# TASK REQUIREMENTS
Write out all lines holding the word "voor".

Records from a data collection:

[Begin]

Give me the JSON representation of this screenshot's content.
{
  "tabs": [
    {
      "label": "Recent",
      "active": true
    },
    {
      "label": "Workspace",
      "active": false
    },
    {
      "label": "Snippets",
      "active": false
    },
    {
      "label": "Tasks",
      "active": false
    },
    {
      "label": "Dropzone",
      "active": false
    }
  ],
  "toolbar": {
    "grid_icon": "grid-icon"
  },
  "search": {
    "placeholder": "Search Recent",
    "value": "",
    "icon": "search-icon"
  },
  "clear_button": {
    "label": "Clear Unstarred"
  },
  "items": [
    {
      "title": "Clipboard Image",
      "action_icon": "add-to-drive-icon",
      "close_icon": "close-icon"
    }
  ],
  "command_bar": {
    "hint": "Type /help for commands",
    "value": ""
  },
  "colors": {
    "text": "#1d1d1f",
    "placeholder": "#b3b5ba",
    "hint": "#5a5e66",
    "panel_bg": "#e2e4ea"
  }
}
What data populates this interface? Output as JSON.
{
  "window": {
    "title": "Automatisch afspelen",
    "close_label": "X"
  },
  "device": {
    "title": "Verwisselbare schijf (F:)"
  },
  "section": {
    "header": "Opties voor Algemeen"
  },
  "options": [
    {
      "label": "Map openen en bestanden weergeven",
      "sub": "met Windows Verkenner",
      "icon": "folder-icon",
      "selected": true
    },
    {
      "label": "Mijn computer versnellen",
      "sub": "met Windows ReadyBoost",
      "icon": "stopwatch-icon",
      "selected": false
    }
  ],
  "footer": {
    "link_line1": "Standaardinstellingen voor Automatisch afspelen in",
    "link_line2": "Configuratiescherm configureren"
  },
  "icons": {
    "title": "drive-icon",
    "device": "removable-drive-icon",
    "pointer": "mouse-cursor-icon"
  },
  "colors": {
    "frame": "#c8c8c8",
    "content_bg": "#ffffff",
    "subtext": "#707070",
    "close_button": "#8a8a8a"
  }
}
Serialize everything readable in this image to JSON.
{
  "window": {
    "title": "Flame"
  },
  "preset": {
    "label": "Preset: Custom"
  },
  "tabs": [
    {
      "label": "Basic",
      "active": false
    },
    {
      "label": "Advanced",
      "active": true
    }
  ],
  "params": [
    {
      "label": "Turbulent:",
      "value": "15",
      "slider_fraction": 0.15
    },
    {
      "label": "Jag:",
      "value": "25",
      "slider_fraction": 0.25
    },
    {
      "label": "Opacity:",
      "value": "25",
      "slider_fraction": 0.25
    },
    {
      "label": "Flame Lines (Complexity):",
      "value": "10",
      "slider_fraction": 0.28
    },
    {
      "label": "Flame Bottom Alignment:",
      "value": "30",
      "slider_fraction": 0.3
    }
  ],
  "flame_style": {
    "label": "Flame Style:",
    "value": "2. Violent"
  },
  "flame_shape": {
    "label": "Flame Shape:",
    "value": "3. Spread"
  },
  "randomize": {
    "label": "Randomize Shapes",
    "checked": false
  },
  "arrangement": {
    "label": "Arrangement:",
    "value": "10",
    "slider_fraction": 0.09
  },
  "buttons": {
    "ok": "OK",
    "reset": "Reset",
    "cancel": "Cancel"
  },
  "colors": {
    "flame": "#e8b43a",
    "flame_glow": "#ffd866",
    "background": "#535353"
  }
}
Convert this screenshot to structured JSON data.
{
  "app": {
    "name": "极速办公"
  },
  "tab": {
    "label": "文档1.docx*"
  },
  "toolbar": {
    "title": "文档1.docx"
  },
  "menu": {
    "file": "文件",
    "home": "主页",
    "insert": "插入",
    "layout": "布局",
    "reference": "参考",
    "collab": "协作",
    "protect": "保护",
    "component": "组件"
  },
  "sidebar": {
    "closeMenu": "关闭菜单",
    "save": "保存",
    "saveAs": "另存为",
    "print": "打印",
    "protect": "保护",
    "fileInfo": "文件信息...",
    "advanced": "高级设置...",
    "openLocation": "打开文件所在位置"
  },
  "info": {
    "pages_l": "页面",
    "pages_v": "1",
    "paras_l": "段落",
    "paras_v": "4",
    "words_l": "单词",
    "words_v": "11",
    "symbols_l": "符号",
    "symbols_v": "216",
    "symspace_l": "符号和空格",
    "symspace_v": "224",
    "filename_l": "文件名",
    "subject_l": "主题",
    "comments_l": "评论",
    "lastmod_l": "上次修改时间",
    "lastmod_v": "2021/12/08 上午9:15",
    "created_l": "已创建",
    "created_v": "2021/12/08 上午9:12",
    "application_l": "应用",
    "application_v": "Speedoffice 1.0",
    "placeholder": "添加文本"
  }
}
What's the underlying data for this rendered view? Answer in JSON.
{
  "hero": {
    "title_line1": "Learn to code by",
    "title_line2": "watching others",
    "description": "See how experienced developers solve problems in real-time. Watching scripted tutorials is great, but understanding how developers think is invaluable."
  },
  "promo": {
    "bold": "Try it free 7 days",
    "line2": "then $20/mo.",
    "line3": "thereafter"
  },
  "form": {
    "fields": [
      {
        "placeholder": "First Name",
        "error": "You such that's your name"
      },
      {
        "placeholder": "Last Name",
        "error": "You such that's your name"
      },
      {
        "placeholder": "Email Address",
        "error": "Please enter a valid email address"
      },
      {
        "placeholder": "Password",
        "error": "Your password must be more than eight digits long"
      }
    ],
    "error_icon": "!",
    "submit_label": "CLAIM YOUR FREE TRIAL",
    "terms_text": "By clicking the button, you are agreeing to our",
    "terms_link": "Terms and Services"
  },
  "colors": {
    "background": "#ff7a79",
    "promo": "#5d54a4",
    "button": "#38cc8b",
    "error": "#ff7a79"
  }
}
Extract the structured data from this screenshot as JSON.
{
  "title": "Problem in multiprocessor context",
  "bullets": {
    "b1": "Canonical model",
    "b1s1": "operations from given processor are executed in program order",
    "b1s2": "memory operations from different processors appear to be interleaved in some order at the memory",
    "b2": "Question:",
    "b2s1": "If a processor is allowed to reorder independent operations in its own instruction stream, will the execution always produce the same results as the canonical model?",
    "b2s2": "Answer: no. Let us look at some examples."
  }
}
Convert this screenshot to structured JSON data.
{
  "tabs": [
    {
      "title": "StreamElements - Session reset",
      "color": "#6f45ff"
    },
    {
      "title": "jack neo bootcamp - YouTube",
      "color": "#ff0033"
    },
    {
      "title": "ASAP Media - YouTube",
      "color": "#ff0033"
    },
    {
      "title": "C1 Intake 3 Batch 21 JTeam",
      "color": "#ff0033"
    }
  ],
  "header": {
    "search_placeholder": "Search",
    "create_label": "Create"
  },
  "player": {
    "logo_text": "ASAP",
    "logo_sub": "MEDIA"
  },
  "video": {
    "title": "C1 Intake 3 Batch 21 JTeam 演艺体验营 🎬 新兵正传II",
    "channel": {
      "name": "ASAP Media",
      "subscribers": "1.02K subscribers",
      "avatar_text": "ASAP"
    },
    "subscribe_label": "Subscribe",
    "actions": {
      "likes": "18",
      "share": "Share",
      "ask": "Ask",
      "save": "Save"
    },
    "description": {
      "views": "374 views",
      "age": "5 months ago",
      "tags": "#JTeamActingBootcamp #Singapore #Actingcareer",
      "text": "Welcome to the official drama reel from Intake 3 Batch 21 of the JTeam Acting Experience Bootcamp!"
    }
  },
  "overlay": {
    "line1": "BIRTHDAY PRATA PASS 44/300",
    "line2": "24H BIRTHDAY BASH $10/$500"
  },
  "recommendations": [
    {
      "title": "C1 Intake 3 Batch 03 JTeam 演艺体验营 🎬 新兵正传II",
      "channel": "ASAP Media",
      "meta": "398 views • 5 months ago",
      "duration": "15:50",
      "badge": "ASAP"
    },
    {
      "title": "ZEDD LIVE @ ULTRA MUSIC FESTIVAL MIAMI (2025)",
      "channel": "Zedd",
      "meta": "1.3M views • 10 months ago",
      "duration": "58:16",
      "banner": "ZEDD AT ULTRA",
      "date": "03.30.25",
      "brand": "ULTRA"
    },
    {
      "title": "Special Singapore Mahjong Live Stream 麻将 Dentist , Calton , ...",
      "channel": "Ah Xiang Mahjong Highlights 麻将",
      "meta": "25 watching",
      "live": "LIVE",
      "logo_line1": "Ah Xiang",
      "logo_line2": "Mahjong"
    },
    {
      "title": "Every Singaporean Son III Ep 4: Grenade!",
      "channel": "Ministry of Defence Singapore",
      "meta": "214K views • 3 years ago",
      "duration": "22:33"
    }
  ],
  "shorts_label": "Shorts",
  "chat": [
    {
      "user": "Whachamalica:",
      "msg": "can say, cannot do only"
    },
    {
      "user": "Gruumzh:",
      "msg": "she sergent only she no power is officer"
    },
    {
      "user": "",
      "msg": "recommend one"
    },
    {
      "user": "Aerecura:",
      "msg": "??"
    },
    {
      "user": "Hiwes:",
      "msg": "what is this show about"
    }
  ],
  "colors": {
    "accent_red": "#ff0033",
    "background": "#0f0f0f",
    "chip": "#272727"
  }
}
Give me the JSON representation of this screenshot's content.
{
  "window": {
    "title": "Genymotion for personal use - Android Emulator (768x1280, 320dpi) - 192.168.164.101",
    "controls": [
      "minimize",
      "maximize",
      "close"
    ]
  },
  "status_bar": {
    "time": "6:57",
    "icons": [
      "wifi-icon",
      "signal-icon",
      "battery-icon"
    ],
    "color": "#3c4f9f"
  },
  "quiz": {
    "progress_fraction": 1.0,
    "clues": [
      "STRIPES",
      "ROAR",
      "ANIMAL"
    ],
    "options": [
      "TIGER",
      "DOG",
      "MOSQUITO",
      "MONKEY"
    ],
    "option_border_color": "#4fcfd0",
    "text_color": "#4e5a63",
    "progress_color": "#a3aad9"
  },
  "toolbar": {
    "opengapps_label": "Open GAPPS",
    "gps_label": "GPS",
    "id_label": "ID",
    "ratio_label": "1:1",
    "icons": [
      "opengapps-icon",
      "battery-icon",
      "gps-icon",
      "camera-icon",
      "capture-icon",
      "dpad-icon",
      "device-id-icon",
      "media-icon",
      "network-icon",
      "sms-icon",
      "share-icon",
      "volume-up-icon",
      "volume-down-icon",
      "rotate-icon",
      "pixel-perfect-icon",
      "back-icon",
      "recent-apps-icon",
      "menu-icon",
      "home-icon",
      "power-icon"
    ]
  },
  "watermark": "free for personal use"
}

[End]

# THE OUTPUT
    "header": "Opties voor Algemeen"
    "link_line1": "Standaardinstellingen voor Automatisch afspelen in",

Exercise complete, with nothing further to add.